[Data records]
.....
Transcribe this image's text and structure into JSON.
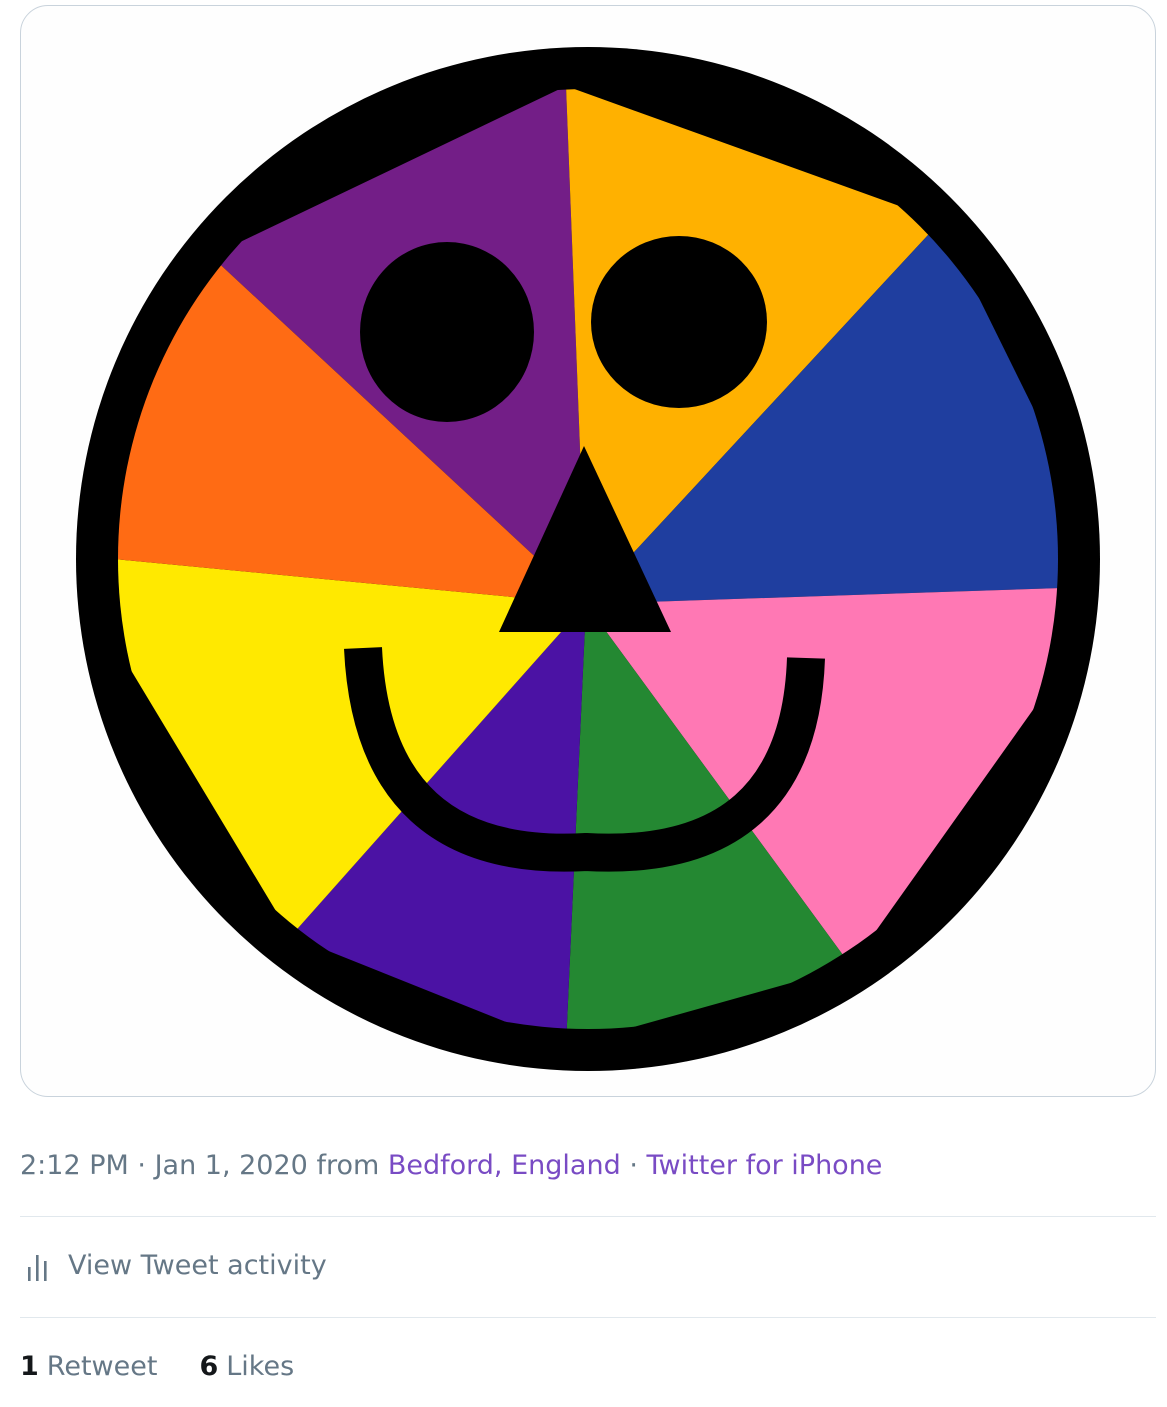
{
  "tweet": {
    "time": "2:12 PM",
    "date": "Jan 1, 2020",
    "from_label": "from",
    "location": "Bedford, England",
    "source": "Twitter for iPhone",
    "separator": "·"
  },
  "activity": {
    "label": "View Tweet activity",
    "icon": "bar-chart-icon"
  },
  "stats": {
    "retweets_count": "1",
    "retweets_label": "Retweet",
    "likes_count": "6",
    "likes_label": "Likes"
  },
  "image": {
    "subject": "rainbow-smiley-face",
    "colors": {
      "purple": "#731e87",
      "amber": "#ffb100",
      "blue": "#1f3e9f",
      "pink": "#ff78b4",
      "green": "#248832",
      "violet": "#4b12a4",
      "yellow": "#ffe900",
      "orange": "#ff6b14",
      "outline": "#000000"
    }
  },
  "colors": {
    "link": "#794bc4",
    "muted": "#657786",
    "strong": "#14171a",
    "divider": "#e1e8ed"
  }
}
.....
**Requirements**
Write the entries above out again exactly, but not the pictures.

**Task answer**
Transcribe this image's text and structure into JSON.
{
  "tweet": {
    "time": "2:12 PM",
    "date": "Jan 1, 2020",
    "from_label": "from",
    "location": "Bedford, England",
    "source": "Twitter for iPhone",
    "separator": "·"
  },
  "activity": {
    "label": "View Tweet activity",
    "icon": "bar-chart-icon"
  },
  "stats": {
    "retweets_count": "1",
    "retweets_label": "Retweet",
    "likes_count": "6",
    "likes_label": "Likes"
  },
  "image": {
    "subject": "rainbow-smiley-face",
    "colors": {
      "purple": "#731e87",
      "amber": "#ffb100",
      "blue": "#1f3e9f",
      "pink": "#ff78b4",
      "green": "#248832",
      "violet": "#4b12a4",
      "yellow": "#ffe900",
      "orange": "#ff6b14",
      "outline": "#000000"
    }
  },
  "colors": {
    "link": "#794bc4",
    "muted": "#657786",
    "strong": "#14171a",
    "divider": "#e1e8ed"
  }
}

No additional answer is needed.